[Work required]:
Set down all of the entries word for word, omitting the images they contain.

[Data entries]:
※ ※ ※
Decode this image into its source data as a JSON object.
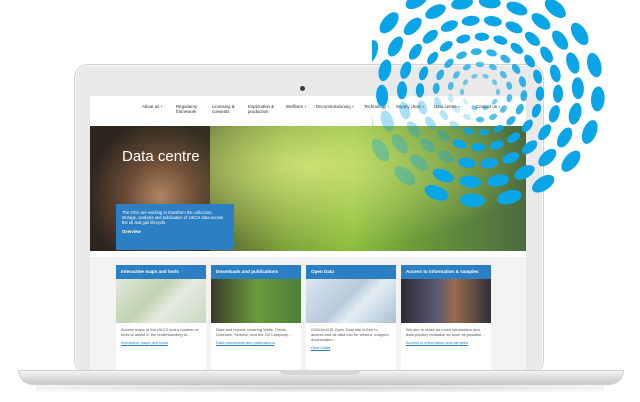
{
  "nav": {
    "items": [
      "About us",
      "Regulatory\nframework",
      "Licensing &\nconsents",
      "Exploration &\nproduction",
      "Wellbore",
      "Decommissioning",
      "Technology",
      "Supply chain",
      "Data centre",
      "Contact us"
    ]
  },
  "hero": {
    "title": "Data centre",
    "intro": "The OGA are working to transform the collection, storage, analysis and publication of UKCS data across the oil and gas lifecycle.",
    "link": "Overview"
  },
  "cards": [
    {
      "title": "Interactive maps and tools",
      "desc": "Access maps of the UKCS and a number of tools to assist in the understanding of...",
      "link": "Interactive maps and tools"
    },
    {
      "title": "Downloads and publications",
      "desc": "Data and reports covering Wells, Fields, Licences, Seismic, and the Oil Campany...",
      "link": "Data downloads and publications"
    },
    {
      "title": "Open Data",
      "desc": "OGA ArcGIS Open Data site is free to access and all data can be viewed, mapped, downloaded...",
      "link": "Open Data"
    },
    {
      "title": "Access to information & samples",
      "desc": "We aim to make as much information and data publicly available as soon as possible...",
      "link": "Access to information and samples"
    }
  ],
  "colors": {
    "accent": "#2c7fc2",
    "logo": "#0aa5e6"
  }
}
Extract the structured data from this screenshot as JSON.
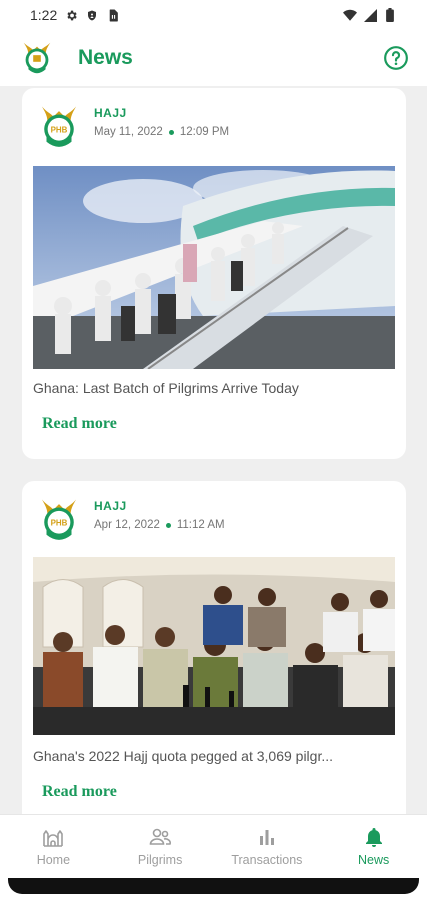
{
  "status_bar": {
    "time": "1:22"
  },
  "app_bar": {
    "title": "News"
  },
  "posts": [
    {
      "category": "HAJJ",
      "date": "May 11, 2022",
      "time": "12:09 PM",
      "headline": "Ghana: Last Batch of Pilgrims Arrive Today",
      "read_more": "Read more"
    },
    {
      "category": "HAJJ",
      "date": "Apr 12, 2022",
      "time": "11:12 AM",
      "headline": "Ghana's 2022 Hajj quota pegged at 3,069 pilgr...",
      "read_more": "Read more"
    }
  ],
  "nav": {
    "items": [
      {
        "label": "Home",
        "icon": "mosque-icon"
      },
      {
        "label": "Pilgrims",
        "icon": "people-icon"
      },
      {
        "label": "Transactions",
        "icon": "bar-chart-icon"
      },
      {
        "label": "News",
        "icon": "bell-icon"
      }
    ],
    "active": "News"
  },
  "colors": {
    "accent": "#1a9a5c",
    "inactive": "#9e9e9e"
  }
}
※ ※ ※
[Response for this exercise]:
Decode this image into its source data as a JSON object.
{
  "nav": {
    "items": [
      "About us",
      "Regulatory\nframework",
      "Licensing &\nconsents",
      "Exploration &\nproduction",
      "Wellbore",
      "Decommissioning",
      "Technology",
      "Supply chain",
      "Data centre",
      "Contact us"
    ]
  },
  "hero": {
    "title": "Data centre",
    "intro": "The OGA are working to transform the collection, storage, analysis and publication of UKCS data across the oil and gas lifecycle.",
    "link": "Overview"
  },
  "cards": [
    {
      "title": "Interactive maps and tools",
      "desc": "Access maps of the UKCS and a number of tools to assist in the understanding of...",
      "link": "Interactive maps and tools"
    },
    {
      "title": "Downloads and publications",
      "desc": "Data and reports covering Wells, Fields, Licences, Seismic, and the Oil Campany...",
      "link": "Data downloads and publications"
    },
    {
      "title": "Open Data",
      "desc": "OGA ArcGIS Open Data site is free to access and all data can be viewed, mapped, downloaded...",
      "link": "Open Data"
    },
    {
      "title": "Access to information & samples",
      "desc": "We aim to make as much information and data publicly available as soon as possible...",
      "link": "Access to information and samples"
    }
  ],
  "colors": {
    "accent": "#2c7fc2",
    "logo": "#0aa5e6"
  }
}
Extract the structured data from this screenshot as JSON.
{
  "status_bar": {
    "time": "1:22"
  },
  "app_bar": {
    "title": "News"
  },
  "posts": [
    {
      "category": "HAJJ",
      "date": "May 11, 2022",
      "time": "12:09 PM",
      "headline": "Ghana: Last Batch of Pilgrims Arrive Today",
      "read_more": "Read more"
    },
    {
      "category": "HAJJ",
      "date": "Apr 12, 2022",
      "time": "11:12 AM",
      "headline": "Ghana's 2022 Hajj quota pegged at 3,069 pilgr...",
      "read_more": "Read more"
    }
  ],
  "nav": {
    "items": [
      {
        "label": "Home",
        "icon": "mosque-icon"
      },
      {
        "label": "Pilgrims",
        "icon": "people-icon"
      },
      {
        "label": "Transactions",
        "icon": "bar-chart-icon"
      },
      {
        "label": "News",
        "icon": "bell-icon"
      }
    ],
    "active": "News"
  },
  "colors": {
    "accent": "#1a9a5c",
    "inactive": "#9e9e9e"
  }
}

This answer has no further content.